**Your tasks**
a) According to the text on Jon Landau below, in what year did he graduate from the USC School of Cinematic Arts?
b) Reproduce the Jon Landau text below from "Jon Landau (/ˈlændaʊ/;" to "to his memory.".

**Text passage**
◇ ◇ ◇ ◇ ◇ ◇ ◇
American film producer (1960–2024)

Jon Landau (/ˈlændaʊ/; July 23, 1960 – July 5, 2024) was an American film producer. Best known for his collaborations with filmmaker James Cameron, he co-produced Cameron's Titanic (1997)—for which he won the Academy Award for Best Picture—as well as Cameron's Avatar film series (2009–2025). Titanic, Avatar (2009) and Avatar: The Way of Water (2022) are three of the four highest-grossing films of all time, with Avatar in the top spot. (Note: Not adjusted for inflation) Landau's other notable credits include Solaris (2002) and Alita: Battle Angel (2019), both of which he produced alongside Cameron, as well as Honey, I Shrunk the Kids (1989) and Dick Tracy (1990). His final film, Avatar: Fire and Ash (2025) is dedicated to his memory.

==Early life==
Landau was born in New York City on July 23, 1960, as the son of Edie, a producer, and Ely A. Landau, a studio executive and producer. He had two half-brothers, Neil Landau and Les Landau, and two sisters, Tina Landau and Kathy Landau. His family moved to Brentwood during his junior year of high school, where he attended Brentwood School, graduating in 1978. He later returned to Brentwood School to coach Varsity Football before embarking on his movie career. He attended the USC School of Cinematic Arts, graduating in 1983. Landau was Jewish.
◇ ◇ ◇ ◇ ◇ ◇ ◇
**Material supplied**
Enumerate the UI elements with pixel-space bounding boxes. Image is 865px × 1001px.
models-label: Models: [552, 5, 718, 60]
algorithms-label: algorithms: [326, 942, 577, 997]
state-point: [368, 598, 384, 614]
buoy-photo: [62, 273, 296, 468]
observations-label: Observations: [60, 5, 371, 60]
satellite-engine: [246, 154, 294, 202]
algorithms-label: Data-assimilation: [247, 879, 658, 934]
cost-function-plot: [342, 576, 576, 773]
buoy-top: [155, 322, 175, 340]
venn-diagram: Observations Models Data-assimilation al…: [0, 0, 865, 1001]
◇ ◇ ◇ ◇ ◇ ◇ ◇
**Written answers**
a) 1983

b)
Jon Landau (/ˈlændaʊ/; July 23, 1960 – July 5, 2024) was an American film producer. Best known for his collaborations with filmmaker James Cameron, he co-produced Cameron's Titanic (1997)—for which he won the Academy Award for Best Picture—as well as Cameron's Avatar film series (2009–2025). Titanic, Avatar (2009) and Avatar: The Way of Water (2022) are three of the four highest-grossing films of all time, with Avatar in the top spot. (Note: Not adjusted for inflation) Landau's other notable credits include Solaris (2002) and Alita: Battle Angel (2019), both of which he produced alongside Cameron, as well as Honey, I Shrunk the Kids (1989) and Dick Tracy (1990). His final film, Avatar: Fire and Ash (2025) is dedicated to his memory.